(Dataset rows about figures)
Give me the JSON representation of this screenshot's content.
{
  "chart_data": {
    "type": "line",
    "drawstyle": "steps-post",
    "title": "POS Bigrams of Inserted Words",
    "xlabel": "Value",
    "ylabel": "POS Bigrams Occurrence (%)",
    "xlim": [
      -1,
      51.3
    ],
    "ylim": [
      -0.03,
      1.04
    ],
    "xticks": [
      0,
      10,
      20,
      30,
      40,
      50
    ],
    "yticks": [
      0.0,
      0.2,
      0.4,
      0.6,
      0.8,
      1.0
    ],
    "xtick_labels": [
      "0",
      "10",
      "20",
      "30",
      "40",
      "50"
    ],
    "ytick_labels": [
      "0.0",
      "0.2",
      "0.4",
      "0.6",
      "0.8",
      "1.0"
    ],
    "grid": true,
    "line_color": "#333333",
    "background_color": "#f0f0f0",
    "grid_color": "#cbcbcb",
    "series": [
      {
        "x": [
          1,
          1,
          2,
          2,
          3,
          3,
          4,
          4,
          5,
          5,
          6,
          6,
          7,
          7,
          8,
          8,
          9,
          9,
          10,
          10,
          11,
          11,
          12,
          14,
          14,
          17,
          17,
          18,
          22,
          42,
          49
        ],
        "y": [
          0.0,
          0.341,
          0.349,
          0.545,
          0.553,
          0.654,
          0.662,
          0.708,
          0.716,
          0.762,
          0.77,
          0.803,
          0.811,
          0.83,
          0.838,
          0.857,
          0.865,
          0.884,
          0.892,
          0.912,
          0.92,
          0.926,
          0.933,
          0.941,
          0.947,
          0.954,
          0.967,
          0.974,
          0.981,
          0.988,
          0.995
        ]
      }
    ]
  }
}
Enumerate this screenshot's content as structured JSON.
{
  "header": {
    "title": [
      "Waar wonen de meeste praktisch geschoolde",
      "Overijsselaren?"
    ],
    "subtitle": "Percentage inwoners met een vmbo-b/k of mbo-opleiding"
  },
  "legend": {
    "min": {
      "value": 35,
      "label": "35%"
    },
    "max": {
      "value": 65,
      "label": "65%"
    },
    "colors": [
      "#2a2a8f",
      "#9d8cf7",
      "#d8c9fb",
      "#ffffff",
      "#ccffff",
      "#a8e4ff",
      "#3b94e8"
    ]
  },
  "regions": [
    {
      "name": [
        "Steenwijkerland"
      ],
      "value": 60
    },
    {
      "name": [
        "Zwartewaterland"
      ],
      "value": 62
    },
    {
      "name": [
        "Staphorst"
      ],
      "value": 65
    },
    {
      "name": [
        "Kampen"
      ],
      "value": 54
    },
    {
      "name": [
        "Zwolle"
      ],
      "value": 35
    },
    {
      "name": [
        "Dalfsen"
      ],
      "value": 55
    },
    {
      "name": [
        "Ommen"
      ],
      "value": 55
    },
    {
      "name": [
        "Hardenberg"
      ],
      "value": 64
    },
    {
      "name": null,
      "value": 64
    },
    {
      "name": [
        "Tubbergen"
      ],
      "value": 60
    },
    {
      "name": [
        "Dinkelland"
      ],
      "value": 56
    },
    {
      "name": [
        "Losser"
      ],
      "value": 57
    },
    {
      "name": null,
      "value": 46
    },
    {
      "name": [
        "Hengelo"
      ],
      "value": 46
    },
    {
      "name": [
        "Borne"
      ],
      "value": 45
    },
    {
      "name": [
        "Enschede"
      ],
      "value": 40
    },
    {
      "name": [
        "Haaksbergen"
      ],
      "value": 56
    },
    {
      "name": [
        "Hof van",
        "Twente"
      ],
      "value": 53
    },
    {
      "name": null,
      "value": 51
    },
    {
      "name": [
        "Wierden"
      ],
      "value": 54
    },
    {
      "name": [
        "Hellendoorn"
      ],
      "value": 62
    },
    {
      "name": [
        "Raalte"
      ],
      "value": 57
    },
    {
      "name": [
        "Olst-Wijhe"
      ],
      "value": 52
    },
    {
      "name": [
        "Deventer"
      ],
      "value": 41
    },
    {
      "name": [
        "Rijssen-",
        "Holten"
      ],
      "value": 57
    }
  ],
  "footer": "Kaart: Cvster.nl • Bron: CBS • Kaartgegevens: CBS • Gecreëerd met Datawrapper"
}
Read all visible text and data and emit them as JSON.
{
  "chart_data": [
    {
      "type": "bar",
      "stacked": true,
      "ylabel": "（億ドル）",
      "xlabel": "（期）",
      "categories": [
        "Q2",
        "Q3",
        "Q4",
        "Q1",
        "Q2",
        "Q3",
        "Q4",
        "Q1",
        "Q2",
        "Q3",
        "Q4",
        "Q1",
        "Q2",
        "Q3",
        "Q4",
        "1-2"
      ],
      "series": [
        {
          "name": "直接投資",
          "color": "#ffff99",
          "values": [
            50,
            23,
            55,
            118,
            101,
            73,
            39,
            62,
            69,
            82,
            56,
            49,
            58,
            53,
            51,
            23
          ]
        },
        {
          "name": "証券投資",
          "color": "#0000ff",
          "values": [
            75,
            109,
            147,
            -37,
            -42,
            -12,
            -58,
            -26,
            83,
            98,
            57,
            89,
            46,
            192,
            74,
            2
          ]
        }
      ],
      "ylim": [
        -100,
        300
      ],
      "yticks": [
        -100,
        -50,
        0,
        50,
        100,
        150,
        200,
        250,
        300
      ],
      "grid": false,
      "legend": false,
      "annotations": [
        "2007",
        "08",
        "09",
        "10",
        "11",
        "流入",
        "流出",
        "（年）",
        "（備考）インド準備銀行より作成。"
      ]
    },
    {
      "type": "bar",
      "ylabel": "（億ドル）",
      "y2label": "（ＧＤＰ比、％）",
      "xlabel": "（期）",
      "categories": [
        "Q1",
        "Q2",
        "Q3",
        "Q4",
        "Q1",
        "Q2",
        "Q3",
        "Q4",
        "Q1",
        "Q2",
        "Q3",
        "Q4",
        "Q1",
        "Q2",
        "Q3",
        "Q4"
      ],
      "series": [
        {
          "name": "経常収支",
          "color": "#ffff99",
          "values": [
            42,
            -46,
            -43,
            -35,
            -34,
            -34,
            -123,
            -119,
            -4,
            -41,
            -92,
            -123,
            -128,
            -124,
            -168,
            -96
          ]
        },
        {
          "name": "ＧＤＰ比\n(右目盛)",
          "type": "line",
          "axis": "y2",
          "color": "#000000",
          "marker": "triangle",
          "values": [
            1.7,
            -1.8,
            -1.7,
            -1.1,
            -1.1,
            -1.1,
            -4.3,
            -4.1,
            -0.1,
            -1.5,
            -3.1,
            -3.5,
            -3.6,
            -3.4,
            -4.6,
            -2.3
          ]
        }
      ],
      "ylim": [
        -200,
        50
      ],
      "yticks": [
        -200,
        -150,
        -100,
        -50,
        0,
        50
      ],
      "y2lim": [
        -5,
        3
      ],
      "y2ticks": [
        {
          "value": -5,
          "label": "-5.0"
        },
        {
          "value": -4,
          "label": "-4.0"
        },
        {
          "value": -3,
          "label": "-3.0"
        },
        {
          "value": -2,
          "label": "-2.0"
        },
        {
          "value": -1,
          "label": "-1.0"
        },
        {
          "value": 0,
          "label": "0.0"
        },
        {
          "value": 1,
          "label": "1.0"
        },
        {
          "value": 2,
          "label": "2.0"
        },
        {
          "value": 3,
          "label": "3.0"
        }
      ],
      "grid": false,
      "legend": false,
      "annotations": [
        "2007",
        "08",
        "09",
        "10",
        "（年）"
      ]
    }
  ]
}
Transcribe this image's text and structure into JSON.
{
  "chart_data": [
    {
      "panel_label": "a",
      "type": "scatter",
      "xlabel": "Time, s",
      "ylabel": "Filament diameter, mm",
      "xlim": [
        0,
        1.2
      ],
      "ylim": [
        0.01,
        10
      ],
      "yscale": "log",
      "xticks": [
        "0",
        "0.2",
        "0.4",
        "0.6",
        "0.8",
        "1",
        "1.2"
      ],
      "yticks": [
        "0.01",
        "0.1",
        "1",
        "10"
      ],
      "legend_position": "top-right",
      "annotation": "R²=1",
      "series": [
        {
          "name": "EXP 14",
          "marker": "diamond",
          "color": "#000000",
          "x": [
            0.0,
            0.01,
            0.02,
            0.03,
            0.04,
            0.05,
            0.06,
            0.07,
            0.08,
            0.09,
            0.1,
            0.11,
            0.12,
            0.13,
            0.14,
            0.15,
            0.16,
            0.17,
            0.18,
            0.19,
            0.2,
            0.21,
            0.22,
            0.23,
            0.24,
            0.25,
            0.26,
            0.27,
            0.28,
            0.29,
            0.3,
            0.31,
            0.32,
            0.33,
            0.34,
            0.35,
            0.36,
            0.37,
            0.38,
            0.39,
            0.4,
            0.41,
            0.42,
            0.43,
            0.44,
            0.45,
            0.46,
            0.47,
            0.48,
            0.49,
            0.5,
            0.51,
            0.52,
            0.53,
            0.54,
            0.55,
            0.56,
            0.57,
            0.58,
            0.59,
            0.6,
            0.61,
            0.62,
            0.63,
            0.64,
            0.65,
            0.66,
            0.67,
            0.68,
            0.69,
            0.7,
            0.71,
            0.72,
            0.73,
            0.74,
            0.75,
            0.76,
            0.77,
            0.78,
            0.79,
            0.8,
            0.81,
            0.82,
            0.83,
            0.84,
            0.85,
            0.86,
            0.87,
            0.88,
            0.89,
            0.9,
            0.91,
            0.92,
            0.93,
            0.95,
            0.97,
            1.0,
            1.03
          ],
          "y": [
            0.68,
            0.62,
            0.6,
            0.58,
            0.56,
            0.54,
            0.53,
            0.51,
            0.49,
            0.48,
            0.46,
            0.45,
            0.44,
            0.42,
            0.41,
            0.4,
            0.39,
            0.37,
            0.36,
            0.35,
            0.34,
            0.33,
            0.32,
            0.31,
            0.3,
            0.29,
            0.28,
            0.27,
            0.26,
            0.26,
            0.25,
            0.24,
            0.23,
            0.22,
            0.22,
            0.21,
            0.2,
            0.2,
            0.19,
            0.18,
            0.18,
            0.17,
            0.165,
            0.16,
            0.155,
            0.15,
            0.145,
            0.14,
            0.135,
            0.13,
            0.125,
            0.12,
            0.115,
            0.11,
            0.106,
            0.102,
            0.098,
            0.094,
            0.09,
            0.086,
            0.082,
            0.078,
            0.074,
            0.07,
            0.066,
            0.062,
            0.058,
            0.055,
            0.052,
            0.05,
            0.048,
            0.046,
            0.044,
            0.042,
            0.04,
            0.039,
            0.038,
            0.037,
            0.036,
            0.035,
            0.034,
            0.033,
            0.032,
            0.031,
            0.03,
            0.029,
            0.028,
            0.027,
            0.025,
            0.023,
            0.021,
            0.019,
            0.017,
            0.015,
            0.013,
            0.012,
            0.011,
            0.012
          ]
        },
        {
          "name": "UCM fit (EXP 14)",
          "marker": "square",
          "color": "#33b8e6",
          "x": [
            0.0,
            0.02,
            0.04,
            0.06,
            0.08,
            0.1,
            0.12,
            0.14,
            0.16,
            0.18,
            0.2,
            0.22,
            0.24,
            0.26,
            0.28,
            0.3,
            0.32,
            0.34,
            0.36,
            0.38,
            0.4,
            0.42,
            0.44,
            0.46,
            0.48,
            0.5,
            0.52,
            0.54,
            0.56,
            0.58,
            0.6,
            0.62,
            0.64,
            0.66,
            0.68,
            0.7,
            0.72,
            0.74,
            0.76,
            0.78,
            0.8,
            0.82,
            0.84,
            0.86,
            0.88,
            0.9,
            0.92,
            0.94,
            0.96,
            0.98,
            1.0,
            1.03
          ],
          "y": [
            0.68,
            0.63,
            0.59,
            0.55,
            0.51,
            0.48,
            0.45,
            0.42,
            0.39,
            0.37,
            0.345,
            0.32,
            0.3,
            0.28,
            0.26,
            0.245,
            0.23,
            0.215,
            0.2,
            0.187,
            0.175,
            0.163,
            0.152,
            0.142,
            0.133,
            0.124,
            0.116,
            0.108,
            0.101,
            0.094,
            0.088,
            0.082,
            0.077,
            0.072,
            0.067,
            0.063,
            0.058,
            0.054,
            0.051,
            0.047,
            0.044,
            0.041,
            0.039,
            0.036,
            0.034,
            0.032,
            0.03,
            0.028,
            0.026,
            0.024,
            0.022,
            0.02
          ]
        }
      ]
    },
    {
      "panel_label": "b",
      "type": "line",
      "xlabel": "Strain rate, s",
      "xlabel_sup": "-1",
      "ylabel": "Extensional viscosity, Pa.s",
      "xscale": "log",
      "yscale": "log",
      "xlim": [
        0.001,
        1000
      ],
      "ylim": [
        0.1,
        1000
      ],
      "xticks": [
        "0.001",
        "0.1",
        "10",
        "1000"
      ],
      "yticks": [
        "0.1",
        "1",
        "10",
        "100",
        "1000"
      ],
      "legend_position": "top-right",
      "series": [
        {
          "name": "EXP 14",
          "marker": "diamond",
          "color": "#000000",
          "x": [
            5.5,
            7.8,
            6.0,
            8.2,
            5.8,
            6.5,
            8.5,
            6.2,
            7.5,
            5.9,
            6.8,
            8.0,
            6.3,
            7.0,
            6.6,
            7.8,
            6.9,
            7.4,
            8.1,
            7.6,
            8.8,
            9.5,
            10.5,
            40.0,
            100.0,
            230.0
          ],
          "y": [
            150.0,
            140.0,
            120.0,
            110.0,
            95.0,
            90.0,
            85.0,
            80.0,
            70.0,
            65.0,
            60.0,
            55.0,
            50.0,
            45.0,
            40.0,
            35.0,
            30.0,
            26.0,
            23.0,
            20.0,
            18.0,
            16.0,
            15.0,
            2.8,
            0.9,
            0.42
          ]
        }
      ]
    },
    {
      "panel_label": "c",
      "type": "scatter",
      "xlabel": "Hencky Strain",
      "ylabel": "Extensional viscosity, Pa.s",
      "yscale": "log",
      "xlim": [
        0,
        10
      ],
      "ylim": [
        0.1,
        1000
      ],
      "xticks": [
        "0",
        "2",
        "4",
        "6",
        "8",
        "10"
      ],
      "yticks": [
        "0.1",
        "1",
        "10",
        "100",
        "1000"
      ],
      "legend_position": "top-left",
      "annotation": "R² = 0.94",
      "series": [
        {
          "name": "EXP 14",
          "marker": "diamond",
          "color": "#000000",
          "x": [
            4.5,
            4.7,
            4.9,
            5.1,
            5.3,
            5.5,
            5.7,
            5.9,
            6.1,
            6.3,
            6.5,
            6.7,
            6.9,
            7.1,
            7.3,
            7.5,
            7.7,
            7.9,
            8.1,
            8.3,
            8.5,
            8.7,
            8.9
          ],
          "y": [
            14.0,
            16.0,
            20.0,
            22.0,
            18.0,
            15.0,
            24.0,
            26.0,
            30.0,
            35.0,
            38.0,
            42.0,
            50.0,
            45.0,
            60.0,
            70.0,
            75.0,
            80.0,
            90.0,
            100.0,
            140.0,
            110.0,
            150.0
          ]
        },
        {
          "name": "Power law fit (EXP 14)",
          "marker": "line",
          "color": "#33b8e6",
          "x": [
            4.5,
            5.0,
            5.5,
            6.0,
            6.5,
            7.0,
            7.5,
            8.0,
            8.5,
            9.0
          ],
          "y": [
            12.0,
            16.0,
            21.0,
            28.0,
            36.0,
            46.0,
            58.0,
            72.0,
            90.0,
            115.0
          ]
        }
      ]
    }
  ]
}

GOAL: Pull every line containing "this" from the material above.

THE SOLUTION:
Give me the JSON representation of this screenshot's content.
Enumerate this screenshot's content as structured JSON.
Transcribe this image's text and structure into JSON.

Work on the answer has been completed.